• Task brief: Could you write out the records below exactly as they appear?

• Information supplied:
——————————
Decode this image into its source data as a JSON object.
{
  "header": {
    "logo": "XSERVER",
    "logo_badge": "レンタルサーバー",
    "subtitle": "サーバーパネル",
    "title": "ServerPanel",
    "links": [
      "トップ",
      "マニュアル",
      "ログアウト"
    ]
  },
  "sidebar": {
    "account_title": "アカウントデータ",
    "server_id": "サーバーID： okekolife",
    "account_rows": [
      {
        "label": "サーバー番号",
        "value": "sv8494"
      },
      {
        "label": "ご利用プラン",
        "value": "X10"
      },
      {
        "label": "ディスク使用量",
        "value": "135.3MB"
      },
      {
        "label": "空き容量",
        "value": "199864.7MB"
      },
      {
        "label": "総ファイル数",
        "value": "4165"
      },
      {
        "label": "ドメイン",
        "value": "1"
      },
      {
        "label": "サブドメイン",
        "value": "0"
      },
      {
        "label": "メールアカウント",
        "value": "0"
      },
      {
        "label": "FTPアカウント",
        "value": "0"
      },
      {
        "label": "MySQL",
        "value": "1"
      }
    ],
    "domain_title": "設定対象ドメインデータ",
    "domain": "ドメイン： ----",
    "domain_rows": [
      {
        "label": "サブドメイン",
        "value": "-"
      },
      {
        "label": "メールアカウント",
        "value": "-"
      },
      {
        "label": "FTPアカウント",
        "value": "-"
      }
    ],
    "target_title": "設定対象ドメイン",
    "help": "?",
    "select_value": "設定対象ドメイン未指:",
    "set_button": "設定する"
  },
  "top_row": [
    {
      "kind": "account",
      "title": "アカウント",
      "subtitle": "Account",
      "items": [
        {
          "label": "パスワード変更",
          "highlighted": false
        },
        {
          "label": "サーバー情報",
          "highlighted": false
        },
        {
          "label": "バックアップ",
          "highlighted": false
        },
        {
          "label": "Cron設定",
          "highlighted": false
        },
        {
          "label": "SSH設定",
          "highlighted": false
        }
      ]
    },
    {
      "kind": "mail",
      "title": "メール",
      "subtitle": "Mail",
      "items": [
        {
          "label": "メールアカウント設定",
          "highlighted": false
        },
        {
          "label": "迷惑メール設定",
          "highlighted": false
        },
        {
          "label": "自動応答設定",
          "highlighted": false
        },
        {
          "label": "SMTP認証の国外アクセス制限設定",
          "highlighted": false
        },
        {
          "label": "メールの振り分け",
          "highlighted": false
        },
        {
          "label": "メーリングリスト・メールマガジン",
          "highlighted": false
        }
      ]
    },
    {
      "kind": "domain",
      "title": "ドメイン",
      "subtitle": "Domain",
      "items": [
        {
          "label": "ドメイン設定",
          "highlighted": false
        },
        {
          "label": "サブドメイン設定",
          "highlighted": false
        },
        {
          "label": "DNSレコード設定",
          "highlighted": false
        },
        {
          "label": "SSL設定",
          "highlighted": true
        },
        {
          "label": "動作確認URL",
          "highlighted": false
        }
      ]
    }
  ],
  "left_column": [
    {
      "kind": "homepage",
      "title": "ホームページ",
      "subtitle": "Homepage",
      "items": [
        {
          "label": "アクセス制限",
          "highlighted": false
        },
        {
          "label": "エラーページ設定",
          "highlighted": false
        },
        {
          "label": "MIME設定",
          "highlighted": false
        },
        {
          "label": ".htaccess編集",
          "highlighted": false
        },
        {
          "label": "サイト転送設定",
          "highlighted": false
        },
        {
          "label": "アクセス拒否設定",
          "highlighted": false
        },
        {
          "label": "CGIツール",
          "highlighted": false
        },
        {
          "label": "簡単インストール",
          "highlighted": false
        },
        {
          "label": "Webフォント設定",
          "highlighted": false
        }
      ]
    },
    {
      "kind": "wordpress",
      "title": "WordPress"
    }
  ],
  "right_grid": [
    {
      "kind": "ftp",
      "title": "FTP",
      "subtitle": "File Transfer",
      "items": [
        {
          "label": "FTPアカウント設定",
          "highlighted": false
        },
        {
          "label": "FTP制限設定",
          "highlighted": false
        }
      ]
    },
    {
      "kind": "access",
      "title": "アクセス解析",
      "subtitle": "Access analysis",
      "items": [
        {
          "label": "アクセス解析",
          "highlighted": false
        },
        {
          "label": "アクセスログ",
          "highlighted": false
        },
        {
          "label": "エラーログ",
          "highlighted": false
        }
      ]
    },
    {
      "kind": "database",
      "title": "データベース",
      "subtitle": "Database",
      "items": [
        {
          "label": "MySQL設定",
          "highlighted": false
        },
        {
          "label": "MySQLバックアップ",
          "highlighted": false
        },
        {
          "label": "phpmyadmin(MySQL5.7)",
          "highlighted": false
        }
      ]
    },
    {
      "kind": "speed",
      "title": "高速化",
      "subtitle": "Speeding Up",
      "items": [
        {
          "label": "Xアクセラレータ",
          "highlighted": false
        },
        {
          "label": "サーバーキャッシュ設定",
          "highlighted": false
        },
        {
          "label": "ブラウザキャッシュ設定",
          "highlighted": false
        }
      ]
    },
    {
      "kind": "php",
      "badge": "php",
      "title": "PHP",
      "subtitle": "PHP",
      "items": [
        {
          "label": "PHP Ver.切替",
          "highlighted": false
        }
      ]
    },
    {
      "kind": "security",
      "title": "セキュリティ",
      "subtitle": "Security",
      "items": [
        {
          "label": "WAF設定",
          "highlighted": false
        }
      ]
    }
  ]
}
——————————
• Result of the exercise:
Decode this image into its source data as a JSON object.
{
  "header": {
    "logo": "XSERVER",
    "logo_badge": "レンタルサーバー",
    "subtitle": "サーバーパネル",
    "title": "ServerPanel",
    "links": [
      "トップ",
      "マニュアル",
      "ログアウト"
    ]
  },
  "sidebar": {
    "account_title": "アカウントデータ",
    "server_id": "サーバーID： okekolife",
    "account_rows": [
      {
        "label": "サーバー番号",
        "value": "sv8494"
      },
      {
        "label": "ご利用プラン",
        "value": "X10"
      },
      {
        "label": "ディスク使用量",
        "value": "135.3MB"
      },
      {
        "label": "空き容量",
        "value": "199864.7MB"
      },
      {
        "label": "総ファイル数",
        "value": "4165"
      },
      {
        "label": "ドメイン",
        "value": "1"
      },
      {
        "label": "サブドメイン",
        "value": "0"
      },
      {
        "label": "メールアカウント",
        "value": "0"
      },
      {
        "label": "FTPアカウント",
        "value": "0"
      },
      {
        "label": "MySQL",
        "value": "1"
      }
    ],
    "domain_title": "設定対象ドメインデータ",
    "domain": "ドメイン： ----",
    "domain_rows": [
      {
        "label": "サブドメイン",
        "value": "-"
      },
      {
        "label": "メールアカウント",
        "value": "-"
      },
      {
        "label": "FTPアカウント",
        "value": "-"
      }
    ],
    "target_title": "設定対象ドメイン",
    "help": "?",
    "select_value": "設定対象ドメイン未指:",
    "set_button": "設定する"
  },
  "top_row": [
    {
      "kind": "account",
      "title": "アカウント",
      "subtitle": "Account",
      "items": [
        {
          "label": "パスワード変更",
          "highlighted": false
        },
        {
          "label": "サーバー情報",
          "highlighted": false
        },
        {
          "label": "バックアップ",
          "highlighted": false
        },
        {
          "label": "Cron設定",
          "highlighted": false
        },
        {
          "label": "SSH設定",
          "highlighted": false
        }
      ]
    },
    {
      "kind": "mail",
      "title": "メール",
      "subtitle": "Mail",
      "items": [
        {
          "label": "メールアカウント設定",
          "highlighted": false
        },
        {
          "label": "迷惑メール設定",
          "highlighted": false
        },
        {
          "label": "自動応答設定",
          "highlighted": false
        },
        {
          "label": "SMTP認証の国外アクセス制限設定",
          "highlighted": false
        },
        {
          "label": "メールの振り分け",
          "highlighted": false
        },
        {
          "label": "メーリングリスト・メールマガジン",
          "highlighted": false
        }
      ]
    },
    {
      "kind": "domain",
      "title": "ドメイン",
      "subtitle": "Domain",
      "items": [
        {
          "label": "ドメイン設定",
          "highlighted": false
        },
        {
          "label": "サブドメイン設定",
          "highlighted": false
        },
        {
          "label": "DNSレコード設定",
          "highlighted": false
        },
        {
          "label": "SSL設定",
          "highlighted": true
        },
        {
          "label": "動作確認URL",
          "highlighted": false
        }
      ]
    }
  ],
  "left_column": [
    {
      "kind": "homepage",
      "title": "ホームページ",
      "subtitle": "Homepage",
      "items": [
        {
          "label": "アクセス制限",
          "highlighted": false
        },
        {
          "label": "エラーページ設定",
          "highlighted": false
        },
        {
          "label": "MIME設定",
          "highlighted": false
        },
        {
          "label": ".htaccess編集",
          "highlighted": false
        },
        {
          "label": "サイト転送設定",
          "highlighted": false
        },
        {
          "label": "アクセス拒否設定",
          "highlighted": false
        },
        {
          "label": "CGIツール",
          "highlighted": false
        },
        {
          "label": "簡単インストール",
          "highlighted": false
        },
        {
          "label": "Webフォント設定",
          "highlighted": false
        }
      ]
    },
    {
      "kind": "wordpress",
      "title": "WordPress"
    }
  ],
  "right_grid": [
    {
      "kind": "ftp",
      "title": "FTP",
      "subtitle": "File Transfer",
      "items": [
        {
          "label": "FTPアカウント設定",
          "highlighted": false
        },
        {
          "label": "FTP制限設定",
          "highlighted": false
        }
      ]
    },
    {
      "kind": "access",
      "title": "アクセス解析",
      "subtitle": "Access analysis",
      "items": [
        {
          "label": "アクセス解析",
          "highlighted": false
        },
        {
          "label": "アクセスログ",
          "highlighted": false
        },
        {
          "label": "エラーログ",
          "highlighted": false
        }
      ]
    },
    {
      "kind": "database",
      "title": "データベース",
      "subtitle": "Database",
      "items": [
        {
          "label": "MySQL設定",
          "highlighted": false
        },
        {
          "label": "MySQLバックアップ",
          "highlighted": false
        },
        {
          "label": "phpmyadmin(MySQL5.7)",
          "highlighted": false
        }
      ]
    },
    {
      "kind": "speed",
      "title": "高速化",
      "subtitle": "Speeding Up",
      "items": [
        {
          "label": "Xアクセラレータ",
          "highlighted": false
        },
        {
          "label": "サーバーキャッシュ設定",
          "highlighted": false
        },
        {
          "label": "ブラウザキャッシュ設定",
          "highlighted": false
        }
      ]
    },
    {
      "kind": "php",
      "badge": "php",
      "title": "PHP",
      "subtitle": "PHP",
      "items": [
        {
          "label": "PHP Ver.切替",
          "highlighted": false
        }
      ]
    },
    {
      "kind": "security",
      "title": "セキュリティ",
      "subtitle": "Security",
      "items": [
        {
          "label": "WAF設定",
          "highlighted": false
        }
      ]
    }
  ]
}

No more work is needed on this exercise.